_INSTRUCTION_. Your task is to output the listing word for word, with pictures excluded.

_EXCERPTED RECORDS_.
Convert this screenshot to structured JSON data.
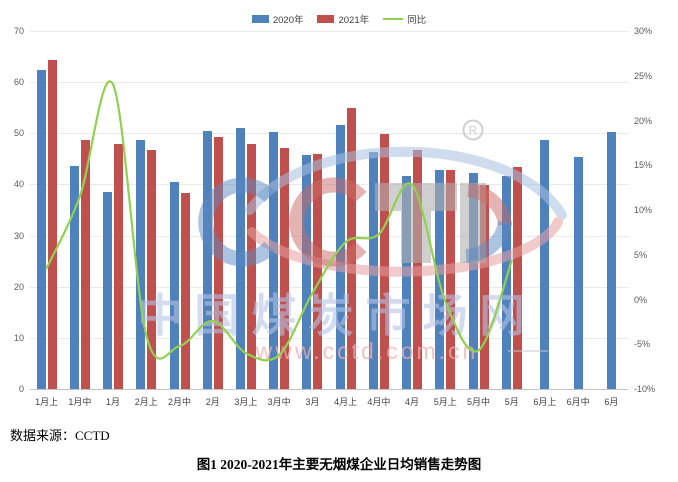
{
  "chart_data": {
    "type": "bar+line",
    "title": "",
    "categories": [
      "1月上",
      "1月中",
      "1月",
      "2月上",
      "2月中",
      "2月",
      "3月上",
      "3月中",
      "3月",
      "4月上",
      "4月中",
      "4月",
      "5月上",
      "5月中",
      "5月",
      "6月上",
      "6月中",
      "6月"
    ],
    "series": [
      {
        "name": "2020年",
        "type": "bar",
        "axis": "left",
        "color": "#4f81bd",
        "values": [
          62.3,
          43.6,
          38.6,
          48.7,
          40.5,
          50.4,
          51.0,
          50.2,
          45.7,
          51.7,
          46.4,
          41.6,
          42.9,
          42.3,
          41.7,
          48.6,
          45.4,
          50.2
        ]
      },
      {
        "name": "2021年",
        "type": "bar",
        "axis": "left",
        "color": "#c0504d",
        "values": [
          64.4,
          48.6,
          47.9,
          46.8,
          38.4,
          49.2,
          48.0,
          47.1,
          46.0,
          55.0,
          49.8,
          46.8,
          42.8,
          39.9,
          43.5,
          null,
          null,
          null
        ]
      },
      {
        "name": "同比",
        "type": "line",
        "axis": "right",
        "color": "#92d050",
        "values": [
          3.5,
          11.5,
          24.0,
          -4.0,
          -5.2,
          -2.4,
          -6.0,
          -6.2,
          0.7,
          6.4,
          7.3,
          12.8,
          -0.2,
          -5.7,
          4.3,
          null,
          null,
          null
        ]
      }
    ],
    "left_axis": {
      "min": 0,
      "max": 70,
      "step": 10,
      "ticks": [
        "0",
        "10",
        "20",
        "30",
        "40",
        "50",
        "60",
        "70"
      ]
    },
    "right_axis": {
      "min": -10,
      "max": 30,
      "step": 5,
      "ticks": [
        "-10%",
        "-5%",
        "0%",
        "5%",
        "10%",
        "15%",
        "20%",
        "25%",
        "30%"
      ]
    },
    "grid": true,
    "legend_position": "top"
  },
  "watermark": {
    "logo": "CCTD",
    "registered_mark": "R",
    "text_cn": "中国煤炭市场网",
    "url": "www.cctd.com.cn",
    "color_blue": "#a8c0e0",
    "color_red": "#e6a0a0",
    "color_gray": "#b0b0b0",
    "text_cn_color": "#b5c4e6",
    "url_color": "#efb0b0"
  },
  "footer": {
    "source": "数据来源：CCTD",
    "caption": "图1 2020-2021年主要无烟煤企业日均销售走势图"
  }
}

_EXERCISE OUTPUT_.
Convert this screenshot to structured JSON data.
{
  "chart_data": {
    "type": "bar+line",
    "title": "",
    "categories": [
      "1月上",
      "1月中",
      "1月",
      "2月上",
      "2月中",
      "2月",
      "3月上",
      "3月中",
      "3月",
      "4月上",
      "4月中",
      "4月",
      "5月上",
      "5月中",
      "5月",
      "6月上",
      "6月中",
      "6月"
    ],
    "series": [
      {
        "name": "2020年",
        "type": "bar",
        "axis": "left",
        "color": "#4f81bd",
        "values": [
          62.3,
          43.6,
          38.6,
          48.7,
          40.5,
          50.4,
          51.0,
          50.2,
          45.7,
          51.7,
          46.4,
          41.6,
          42.9,
          42.3,
          41.7,
          48.6,
          45.4,
          50.2
        ]
      },
      {
        "name": "2021年",
        "type": "bar",
        "axis": "left",
        "color": "#c0504d",
        "values": [
          64.4,
          48.6,
          47.9,
          46.8,
          38.4,
          49.2,
          48.0,
          47.1,
          46.0,
          55.0,
          49.8,
          46.8,
          42.8,
          39.9,
          43.5,
          null,
          null,
          null
        ]
      },
      {
        "name": "同比",
        "type": "line",
        "axis": "right",
        "color": "#92d050",
        "values": [
          3.5,
          11.5,
          24.0,
          -4.0,
          -5.2,
          -2.4,
          -6.0,
          -6.2,
          0.7,
          6.4,
          7.3,
          12.8,
          -0.2,
          -5.7,
          4.3,
          null,
          null,
          null
        ]
      }
    ],
    "left_axis": {
      "min": 0,
      "max": 70,
      "step": 10,
      "ticks": [
        "0",
        "10",
        "20",
        "30",
        "40",
        "50",
        "60",
        "70"
      ]
    },
    "right_axis": {
      "min": -10,
      "max": 30,
      "step": 5,
      "ticks": [
        "-10%",
        "-5%",
        "0%",
        "5%",
        "10%",
        "15%",
        "20%",
        "25%",
        "30%"
      ]
    },
    "grid": true,
    "legend_position": "top"
  },
  "watermark": {
    "logo": "CCTD",
    "registered_mark": "R",
    "text_cn": "中国煤炭市场网",
    "url": "www.cctd.com.cn",
    "color_blue": "#a8c0e0",
    "color_red": "#e6a0a0",
    "color_gray": "#b0b0b0",
    "text_cn_color": "#b5c4e6",
    "url_color": "#efb0b0"
  },
  "footer": {
    "source": "数据来源：CCTD",
    "caption": "图1 2020-2021年主要无烟煤企业日均销售走势图"
  }
}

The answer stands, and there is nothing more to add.